■ STATED PROBLEM:
Render every entry exactly as it appears.

(Data excerpts)

________

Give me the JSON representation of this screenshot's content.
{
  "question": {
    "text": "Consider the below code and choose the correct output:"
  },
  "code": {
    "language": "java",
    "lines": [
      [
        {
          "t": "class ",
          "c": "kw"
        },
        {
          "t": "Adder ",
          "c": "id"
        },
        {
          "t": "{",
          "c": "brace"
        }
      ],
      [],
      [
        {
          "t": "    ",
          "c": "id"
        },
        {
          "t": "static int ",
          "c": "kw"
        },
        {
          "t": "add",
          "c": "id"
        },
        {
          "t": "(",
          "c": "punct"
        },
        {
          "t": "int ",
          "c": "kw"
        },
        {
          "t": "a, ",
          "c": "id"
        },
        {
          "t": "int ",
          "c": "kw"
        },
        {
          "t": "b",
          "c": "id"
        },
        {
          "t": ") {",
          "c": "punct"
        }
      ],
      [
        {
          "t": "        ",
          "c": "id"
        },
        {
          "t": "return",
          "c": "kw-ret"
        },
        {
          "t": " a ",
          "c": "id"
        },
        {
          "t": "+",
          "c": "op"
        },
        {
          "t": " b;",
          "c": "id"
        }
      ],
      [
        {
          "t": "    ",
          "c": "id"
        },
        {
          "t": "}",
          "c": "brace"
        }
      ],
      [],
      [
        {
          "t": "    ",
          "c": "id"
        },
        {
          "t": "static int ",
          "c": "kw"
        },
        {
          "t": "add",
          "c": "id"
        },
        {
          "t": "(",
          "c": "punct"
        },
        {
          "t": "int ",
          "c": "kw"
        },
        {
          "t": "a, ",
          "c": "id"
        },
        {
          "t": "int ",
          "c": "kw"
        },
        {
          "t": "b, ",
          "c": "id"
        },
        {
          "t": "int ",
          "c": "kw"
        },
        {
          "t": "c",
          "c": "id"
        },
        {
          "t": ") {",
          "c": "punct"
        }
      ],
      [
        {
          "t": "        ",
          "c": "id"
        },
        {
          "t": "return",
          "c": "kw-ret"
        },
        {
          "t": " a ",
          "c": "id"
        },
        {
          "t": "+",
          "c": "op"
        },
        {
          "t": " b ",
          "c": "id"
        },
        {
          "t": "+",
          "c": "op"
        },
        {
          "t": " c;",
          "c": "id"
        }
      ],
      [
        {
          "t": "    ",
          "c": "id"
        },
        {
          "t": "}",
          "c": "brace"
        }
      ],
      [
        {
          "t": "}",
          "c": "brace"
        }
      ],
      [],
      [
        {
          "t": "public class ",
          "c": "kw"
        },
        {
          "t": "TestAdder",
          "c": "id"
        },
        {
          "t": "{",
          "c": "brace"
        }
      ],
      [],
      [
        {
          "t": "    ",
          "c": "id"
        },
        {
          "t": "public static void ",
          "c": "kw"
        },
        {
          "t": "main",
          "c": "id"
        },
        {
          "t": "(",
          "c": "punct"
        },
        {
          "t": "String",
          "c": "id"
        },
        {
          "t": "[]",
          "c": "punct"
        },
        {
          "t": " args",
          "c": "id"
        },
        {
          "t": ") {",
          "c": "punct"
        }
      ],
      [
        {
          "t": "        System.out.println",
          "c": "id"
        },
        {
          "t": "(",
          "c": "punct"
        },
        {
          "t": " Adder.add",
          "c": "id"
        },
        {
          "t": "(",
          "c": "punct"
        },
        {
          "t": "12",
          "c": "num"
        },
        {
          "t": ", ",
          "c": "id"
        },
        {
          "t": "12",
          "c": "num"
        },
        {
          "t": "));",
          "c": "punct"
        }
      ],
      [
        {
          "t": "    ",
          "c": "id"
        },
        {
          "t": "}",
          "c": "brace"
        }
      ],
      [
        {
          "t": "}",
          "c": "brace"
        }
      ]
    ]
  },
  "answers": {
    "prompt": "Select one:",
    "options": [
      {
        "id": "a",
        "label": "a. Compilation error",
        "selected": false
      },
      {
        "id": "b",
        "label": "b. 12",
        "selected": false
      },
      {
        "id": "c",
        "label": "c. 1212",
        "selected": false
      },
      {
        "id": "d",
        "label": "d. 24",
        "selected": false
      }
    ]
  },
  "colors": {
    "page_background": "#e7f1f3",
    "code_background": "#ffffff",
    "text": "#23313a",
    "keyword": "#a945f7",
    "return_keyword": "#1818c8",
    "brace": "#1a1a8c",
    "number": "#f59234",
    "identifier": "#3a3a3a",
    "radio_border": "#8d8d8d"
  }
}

________

■ TASK OUTPUT:
Give me the JSON representation of this screenshot's content.
{
  "question": {
    "text": "Consider the below code and choose the correct output:"
  },
  "code": {
    "language": "java",
    "lines": [
      [
        {
          "t": "class ",
          "c": "kw"
        },
        {
          "t": "Adder ",
          "c": "id"
        },
        {
          "t": "{",
          "c": "brace"
        }
      ],
      [],
      [
        {
          "t": "    ",
          "c": "id"
        },
        {
          "t": "static int ",
          "c": "kw"
        },
        {
          "t": "add",
          "c": "id"
        },
        {
          "t": "(",
          "c": "punct"
        },
        {
          "t": "int ",
          "c": "kw"
        },
        {
          "t": "a, ",
          "c": "id"
        },
        {
          "t": "int ",
          "c": "kw"
        },
        {
          "t": "b",
          "c": "id"
        },
        {
          "t": ") {",
          "c": "punct"
        }
      ],
      [
        {
          "t": "        ",
          "c": "id"
        },
        {
          "t": "return",
          "c": "kw-ret"
        },
        {
          "t": " a ",
          "c": "id"
        },
        {
          "t": "+",
          "c": "op"
        },
        {
          "t": " b;",
          "c": "id"
        }
      ],
      [
        {
          "t": "    ",
          "c": "id"
        },
        {
          "t": "}",
          "c": "brace"
        }
      ],
      [],
      [
        {
          "t": "    ",
          "c": "id"
        },
        {
          "t": "static int ",
          "c": "kw"
        },
        {
          "t": "add",
          "c": "id"
        },
        {
          "t": "(",
          "c": "punct"
        },
        {
          "t": "int ",
          "c": "kw"
        },
        {
          "t": "a, ",
          "c": "id"
        },
        {
          "t": "int ",
          "c": "kw"
        },
        {
          "t": "b, ",
          "c": "id"
        },
        {
          "t": "int ",
          "c": "kw"
        },
        {
          "t": "c",
          "c": "id"
        },
        {
          "t": ") {",
          "c": "punct"
        }
      ],
      [
        {
          "t": "        ",
          "c": "id"
        },
        {
          "t": "return",
          "c": "kw-ret"
        },
        {
          "t": " a ",
          "c": "id"
        },
        {
          "t": "+",
          "c": "op"
        },
        {
          "t": " b ",
          "c": "id"
        },
        {
          "t": "+",
          "c": "op"
        },
        {
          "t": " c;",
          "c": "id"
        }
      ],
      [
        {
          "t": "    ",
          "c": "id"
        },
        {
          "t": "}",
          "c": "brace"
        }
      ],
      [
        {
          "t": "}",
          "c": "brace"
        }
      ],
      [],
      [
        {
          "t": "public class ",
          "c": "kw"
        },
        {
          "t": "TestAdder",
          "c": "id"
        },
        {
          "t": "{",
          "c": "brace"
        }
      ],
      [],
      [
        {
          "t": "    ",
          "c": "id"
        },
        {
          "t": "public static void ",
          "c": "kw"
        },
        {
          "t": "main",
          "c": "id"
        },
        {
          "t": "(",
          "c": "punct"
        },
        {
          "t": "String",
          "c": "id"
        },
        {
          "t": "[]",
          "c": "punct"
        },
        {
          "t": " args",
          "c": "id"
        },
        {
          "t": ") {",
          "c": "punct"
        }
      ],
      [
        {
          "t": "        System.out.println",
          "c": "id"
        },
        {
          "t": "(",
          "c": "punct"
        },
        {
          "t": " Adder.add",
          "c": "id"
        },
        {
          "t": "(",
          "c": "punct"
        },
        {
          "t": "12",
          "c": "num"
        },
        {
          "t": ", ",
          "c": "id"
        },
        {
          "t": "12",
          "c": "num"
        },
        {
          "t": "));",
          "c": "punct"
        }
      ],
      [
        {
          "t": "    ",
          "c": "id"
        },
        {
          "t": "}",
          "c": "brace"
        }
      ],
      [
        {
          "t": "}",
          "c": "brace"
        }
      ]
    ]
  },
  "answers": {
    "prompt": "Select one:",
    "options": [
      {
        "id": "a",
        "label": "a. Compilation error",
        "selected": false
      },
      {
        "id": "b",
        "label": "b. 12",
        "selected": false
      },
      {
        "id": "c",
        "label": "c. 1212",
        "selected": false
      },
      {
        "id": "d",
        "label": "d. 24",
        "selected": false
      }
    ]
  },
  "colors": {
    "page_background": "#e7f1f3",
    "code_background": "#ffffff",
    "text": "#23313a",
    "keyword": "#a945f7",
    "return_keyword": "#1818c8",
    "brace": "#1a1a8c",
    "number": "#f59234",
    "identifier": "#3a3a3a",
    "radio_border": "#8d8d8d"
  }
}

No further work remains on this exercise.